[Rows from a figure dataset]

◆ ◆ ◆ ◆ ◆

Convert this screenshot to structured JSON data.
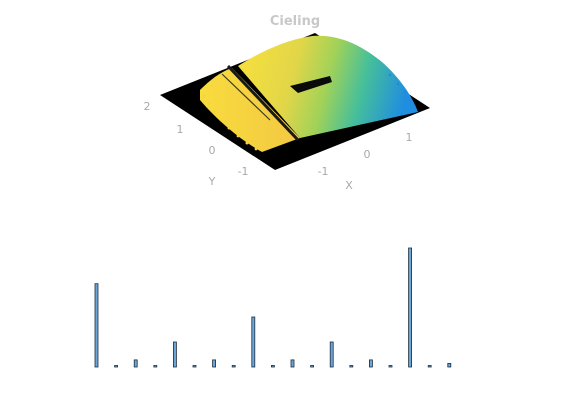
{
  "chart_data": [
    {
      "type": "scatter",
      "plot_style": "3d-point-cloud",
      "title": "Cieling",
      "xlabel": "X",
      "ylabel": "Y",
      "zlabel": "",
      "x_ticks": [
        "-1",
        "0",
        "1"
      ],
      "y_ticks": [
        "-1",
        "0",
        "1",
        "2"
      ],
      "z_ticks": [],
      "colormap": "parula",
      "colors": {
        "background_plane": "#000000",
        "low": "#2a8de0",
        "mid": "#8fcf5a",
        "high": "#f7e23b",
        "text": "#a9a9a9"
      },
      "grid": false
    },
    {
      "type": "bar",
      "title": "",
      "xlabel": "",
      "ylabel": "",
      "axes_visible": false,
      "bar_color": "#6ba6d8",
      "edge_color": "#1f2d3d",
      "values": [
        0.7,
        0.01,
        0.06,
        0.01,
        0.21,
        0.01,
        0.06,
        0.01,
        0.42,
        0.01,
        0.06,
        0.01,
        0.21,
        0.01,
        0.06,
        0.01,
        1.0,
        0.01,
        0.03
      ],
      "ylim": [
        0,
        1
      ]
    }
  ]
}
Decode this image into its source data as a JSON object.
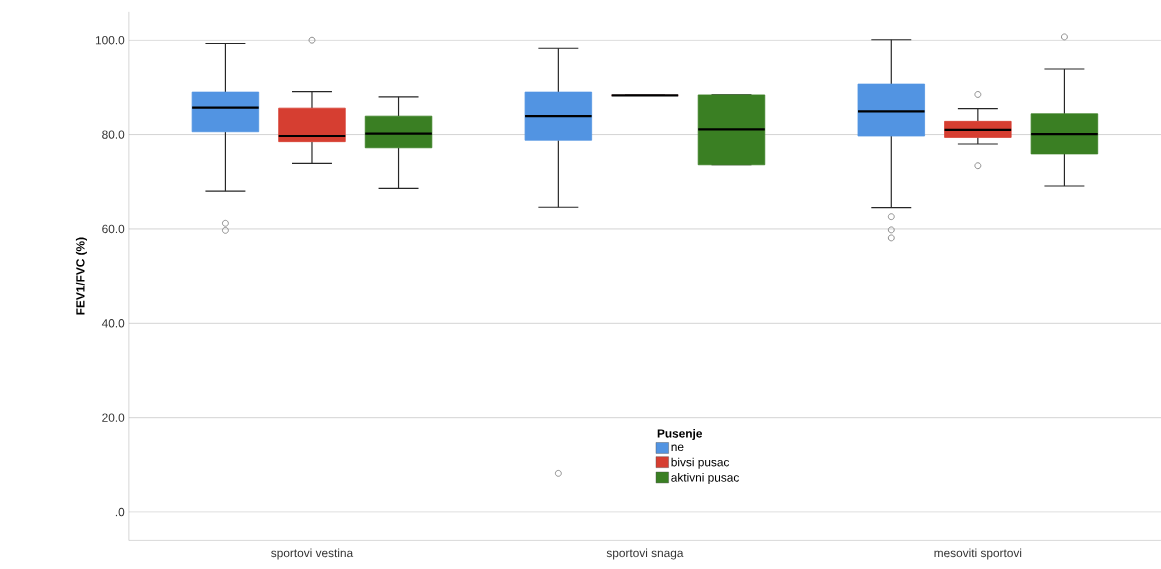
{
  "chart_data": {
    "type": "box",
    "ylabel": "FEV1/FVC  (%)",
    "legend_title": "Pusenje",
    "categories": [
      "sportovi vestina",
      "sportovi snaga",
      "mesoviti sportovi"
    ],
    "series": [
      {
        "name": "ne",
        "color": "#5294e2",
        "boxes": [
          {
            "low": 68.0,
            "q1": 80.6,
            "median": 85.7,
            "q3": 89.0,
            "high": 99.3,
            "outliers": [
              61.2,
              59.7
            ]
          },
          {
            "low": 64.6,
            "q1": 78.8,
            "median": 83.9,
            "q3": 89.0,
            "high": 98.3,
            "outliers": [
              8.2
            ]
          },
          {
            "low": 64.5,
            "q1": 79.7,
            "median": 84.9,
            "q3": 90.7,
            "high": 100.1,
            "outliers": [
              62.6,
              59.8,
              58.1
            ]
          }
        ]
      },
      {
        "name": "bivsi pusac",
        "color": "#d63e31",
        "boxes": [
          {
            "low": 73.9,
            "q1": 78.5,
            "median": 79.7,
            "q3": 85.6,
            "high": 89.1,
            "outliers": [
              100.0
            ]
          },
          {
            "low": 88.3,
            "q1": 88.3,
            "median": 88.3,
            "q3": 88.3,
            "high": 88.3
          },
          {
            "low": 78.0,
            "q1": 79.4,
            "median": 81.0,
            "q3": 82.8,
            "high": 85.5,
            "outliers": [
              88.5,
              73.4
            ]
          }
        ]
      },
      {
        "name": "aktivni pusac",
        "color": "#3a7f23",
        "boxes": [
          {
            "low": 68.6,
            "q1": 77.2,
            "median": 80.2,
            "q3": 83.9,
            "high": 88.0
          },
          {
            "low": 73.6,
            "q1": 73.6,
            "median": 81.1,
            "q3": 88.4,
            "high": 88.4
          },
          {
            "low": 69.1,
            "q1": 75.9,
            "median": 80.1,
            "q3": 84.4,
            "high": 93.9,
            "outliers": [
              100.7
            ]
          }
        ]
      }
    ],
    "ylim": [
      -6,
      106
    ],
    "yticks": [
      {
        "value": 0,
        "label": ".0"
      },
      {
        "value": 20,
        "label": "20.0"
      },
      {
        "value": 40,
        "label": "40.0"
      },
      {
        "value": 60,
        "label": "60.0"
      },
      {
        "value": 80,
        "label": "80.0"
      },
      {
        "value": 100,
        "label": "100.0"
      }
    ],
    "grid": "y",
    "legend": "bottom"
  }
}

◆ ◆ ◆ ◆ ◆

*WHAT YOU ARE ASKED TO DO*: From the records above, pull out every line containing the word "median".

*CORRECT ANSWER*:
            "median": 85.7,
            "median": 83.9,
            "median": 84.9,
            "median": 79.7,
            "median": 88.3,
            "median": 81.0,
            "median": 80.2,
            "median": 81.1,
            "median": 80.1,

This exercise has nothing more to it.